** Begin Excerpted data **

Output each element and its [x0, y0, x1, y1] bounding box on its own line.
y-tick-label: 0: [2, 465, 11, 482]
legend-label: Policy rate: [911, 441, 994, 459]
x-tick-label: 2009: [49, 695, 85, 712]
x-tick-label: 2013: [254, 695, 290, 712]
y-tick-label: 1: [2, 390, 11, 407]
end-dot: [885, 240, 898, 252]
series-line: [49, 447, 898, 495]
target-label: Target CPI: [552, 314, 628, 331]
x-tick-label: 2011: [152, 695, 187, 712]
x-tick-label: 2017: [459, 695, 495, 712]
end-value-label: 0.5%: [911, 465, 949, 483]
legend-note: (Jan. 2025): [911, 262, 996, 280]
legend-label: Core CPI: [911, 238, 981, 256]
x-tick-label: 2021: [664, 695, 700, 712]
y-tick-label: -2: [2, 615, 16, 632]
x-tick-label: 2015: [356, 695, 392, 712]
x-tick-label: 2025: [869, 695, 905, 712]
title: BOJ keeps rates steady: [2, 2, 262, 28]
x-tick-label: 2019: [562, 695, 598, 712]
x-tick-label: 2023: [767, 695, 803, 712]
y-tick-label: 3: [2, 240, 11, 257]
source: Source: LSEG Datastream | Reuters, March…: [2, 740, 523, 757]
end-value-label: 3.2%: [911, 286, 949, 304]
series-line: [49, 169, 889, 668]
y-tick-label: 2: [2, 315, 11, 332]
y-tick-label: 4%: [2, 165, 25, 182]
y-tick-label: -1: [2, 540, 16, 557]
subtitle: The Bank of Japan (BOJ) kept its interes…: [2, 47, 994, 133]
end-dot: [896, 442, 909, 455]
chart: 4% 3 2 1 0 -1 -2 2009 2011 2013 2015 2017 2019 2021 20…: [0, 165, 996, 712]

** End Excerpted data **

§ **Prompt**:
Copy every line of the material above without changing anything.

§ **Result**:
Output each element and its [x0, y0, x1, y1] bounding box on its own line.
y-tick-label: 0: [2, 465, 11, 482]
legend-label: Policy rate: [911, 441, 994, 459]
x-tick-label: 2009: [49, 695, 85, 712]
x-tick-label: 2013: [254, 695, 290, 712]
y-tick-label: 1: [2, 390, 11, 407]
end-dot: [885, 240, 898, 252]
series-line: [49, 447, 898, 495]
target-label: Target CPI: [552, 314, 628, 331]
x-tick-label: 2011: [152, 695, 187, 712]
x-tick-label: 2017: [459, 695, 495, 712]
end-value-label: 0.5%: [911, 465, 949, 483]
legend-note: (Jan. 2025): [911, 262, 996, 280]
legend-label: Core CPI: [911, 238, 981, 256]
x-tick-label: 2021: [664, 695, 700, 712]
y-tick-label: -2: [2, 615, 16, 632]
x-tick-label: 2015: [356, 695, 392, 712]
x-tick-label: 2025: [869, 695, 905, 712]
title: BOJ keeps rates steady: [2, 2, 262, 28]
x-tick-label: 2019: [562, 695, 598, 712]
x-tick-label: 2023: [767, 695, 803, 712]
y-tick-label: 3: [2, 240, 11, 257]
source: Source: LSEG Datastream | Reuters, March…: [2, 740, 523, 757]
end-value-label: 3.2%: [911, 286, 949, 304]
series-line: [49, 169, 889, 668]
y-tick-label: 2: [2, 315, 11, 332]
y-tick-label: 4%: [2, 165, 25, 182]
y-tick-label: -1: [2, 540, 16, 557]
subtitle: The Bank of Japan (BOJ) kept its interes…: [2, 47, 994, 133]
end-dot: [896, 442, 909, 455]
chart: 4% 3 2 1 0 -1 -2 2009 2011 2013 2015 2017 2019 2021 20…: [0, 165, 996, 712]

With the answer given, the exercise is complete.